____ Material for this task
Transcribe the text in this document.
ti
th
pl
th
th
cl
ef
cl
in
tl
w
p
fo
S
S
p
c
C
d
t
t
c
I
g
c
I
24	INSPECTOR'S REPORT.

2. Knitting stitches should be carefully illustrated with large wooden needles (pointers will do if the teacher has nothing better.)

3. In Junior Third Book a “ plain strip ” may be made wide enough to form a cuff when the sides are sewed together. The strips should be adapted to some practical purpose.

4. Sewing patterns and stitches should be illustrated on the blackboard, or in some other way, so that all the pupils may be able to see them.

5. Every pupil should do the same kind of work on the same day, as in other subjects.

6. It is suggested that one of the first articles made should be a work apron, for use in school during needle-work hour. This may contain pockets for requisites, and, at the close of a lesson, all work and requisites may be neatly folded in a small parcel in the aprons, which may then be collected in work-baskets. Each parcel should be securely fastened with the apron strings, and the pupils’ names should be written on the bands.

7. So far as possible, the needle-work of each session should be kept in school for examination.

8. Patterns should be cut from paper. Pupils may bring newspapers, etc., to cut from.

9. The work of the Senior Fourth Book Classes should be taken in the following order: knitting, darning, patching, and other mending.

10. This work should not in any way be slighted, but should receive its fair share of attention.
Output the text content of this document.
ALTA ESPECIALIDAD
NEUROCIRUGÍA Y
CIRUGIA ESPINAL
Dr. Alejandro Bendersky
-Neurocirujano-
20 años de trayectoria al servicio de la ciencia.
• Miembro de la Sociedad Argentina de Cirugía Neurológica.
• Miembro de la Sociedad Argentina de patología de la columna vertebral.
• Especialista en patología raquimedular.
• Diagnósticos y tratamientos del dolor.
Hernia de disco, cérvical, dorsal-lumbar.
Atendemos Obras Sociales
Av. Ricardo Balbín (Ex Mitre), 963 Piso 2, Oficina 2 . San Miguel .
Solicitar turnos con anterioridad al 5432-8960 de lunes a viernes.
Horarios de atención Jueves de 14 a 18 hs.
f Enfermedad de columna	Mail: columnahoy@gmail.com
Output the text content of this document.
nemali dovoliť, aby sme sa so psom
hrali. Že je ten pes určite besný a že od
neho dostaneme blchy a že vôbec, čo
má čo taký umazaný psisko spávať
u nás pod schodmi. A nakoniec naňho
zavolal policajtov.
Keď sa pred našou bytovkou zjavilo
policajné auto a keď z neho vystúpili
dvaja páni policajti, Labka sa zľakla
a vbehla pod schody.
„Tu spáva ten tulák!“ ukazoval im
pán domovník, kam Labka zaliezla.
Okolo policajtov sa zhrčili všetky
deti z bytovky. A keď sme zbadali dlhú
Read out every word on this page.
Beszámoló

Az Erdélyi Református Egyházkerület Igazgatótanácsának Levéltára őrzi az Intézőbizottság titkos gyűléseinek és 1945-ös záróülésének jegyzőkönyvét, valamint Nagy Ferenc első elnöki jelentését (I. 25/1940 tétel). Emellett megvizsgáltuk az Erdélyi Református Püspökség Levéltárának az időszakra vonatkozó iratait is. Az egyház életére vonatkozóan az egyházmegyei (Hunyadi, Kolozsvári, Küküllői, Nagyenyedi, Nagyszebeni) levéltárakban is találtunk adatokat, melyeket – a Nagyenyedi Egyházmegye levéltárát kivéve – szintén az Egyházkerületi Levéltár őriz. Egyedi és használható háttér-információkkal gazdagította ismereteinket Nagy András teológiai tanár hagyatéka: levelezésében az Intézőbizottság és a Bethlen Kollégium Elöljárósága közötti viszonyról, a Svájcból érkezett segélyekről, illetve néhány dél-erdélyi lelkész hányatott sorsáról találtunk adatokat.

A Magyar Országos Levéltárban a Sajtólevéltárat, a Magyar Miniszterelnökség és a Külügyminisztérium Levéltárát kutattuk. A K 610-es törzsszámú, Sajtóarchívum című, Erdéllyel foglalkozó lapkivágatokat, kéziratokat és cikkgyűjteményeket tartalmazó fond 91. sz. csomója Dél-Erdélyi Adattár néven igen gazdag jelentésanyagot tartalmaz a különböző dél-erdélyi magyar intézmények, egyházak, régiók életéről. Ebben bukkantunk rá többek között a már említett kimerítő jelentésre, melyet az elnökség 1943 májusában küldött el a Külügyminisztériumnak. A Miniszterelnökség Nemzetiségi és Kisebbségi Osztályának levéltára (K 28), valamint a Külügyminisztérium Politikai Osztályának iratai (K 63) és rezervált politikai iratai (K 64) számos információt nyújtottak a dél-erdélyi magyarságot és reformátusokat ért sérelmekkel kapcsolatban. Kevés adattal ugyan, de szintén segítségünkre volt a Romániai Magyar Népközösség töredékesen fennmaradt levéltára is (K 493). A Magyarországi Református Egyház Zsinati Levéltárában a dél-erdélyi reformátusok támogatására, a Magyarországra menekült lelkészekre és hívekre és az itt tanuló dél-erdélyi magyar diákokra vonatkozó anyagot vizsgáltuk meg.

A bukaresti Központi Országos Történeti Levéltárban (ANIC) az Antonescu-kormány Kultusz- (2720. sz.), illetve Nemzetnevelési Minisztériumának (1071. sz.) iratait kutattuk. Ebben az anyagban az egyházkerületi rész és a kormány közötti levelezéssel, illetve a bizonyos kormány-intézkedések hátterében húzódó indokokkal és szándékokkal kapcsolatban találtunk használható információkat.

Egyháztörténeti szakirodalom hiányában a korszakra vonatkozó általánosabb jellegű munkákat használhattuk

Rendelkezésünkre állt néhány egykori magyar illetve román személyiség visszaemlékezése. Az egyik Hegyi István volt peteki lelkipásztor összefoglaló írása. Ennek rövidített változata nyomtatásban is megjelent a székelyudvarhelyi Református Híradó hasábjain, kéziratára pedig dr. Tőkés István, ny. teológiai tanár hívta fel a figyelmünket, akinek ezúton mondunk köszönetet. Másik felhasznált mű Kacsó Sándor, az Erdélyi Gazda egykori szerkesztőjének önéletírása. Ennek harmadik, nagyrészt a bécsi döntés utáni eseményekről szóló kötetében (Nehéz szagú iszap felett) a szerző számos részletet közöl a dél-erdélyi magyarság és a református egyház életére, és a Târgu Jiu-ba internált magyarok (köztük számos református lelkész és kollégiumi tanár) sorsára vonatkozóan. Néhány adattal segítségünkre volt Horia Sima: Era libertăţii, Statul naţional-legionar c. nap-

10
________
• **What the task asks**: Determine how many lines of the material include the string "iratait". Output only that count.

• **The answer**: 2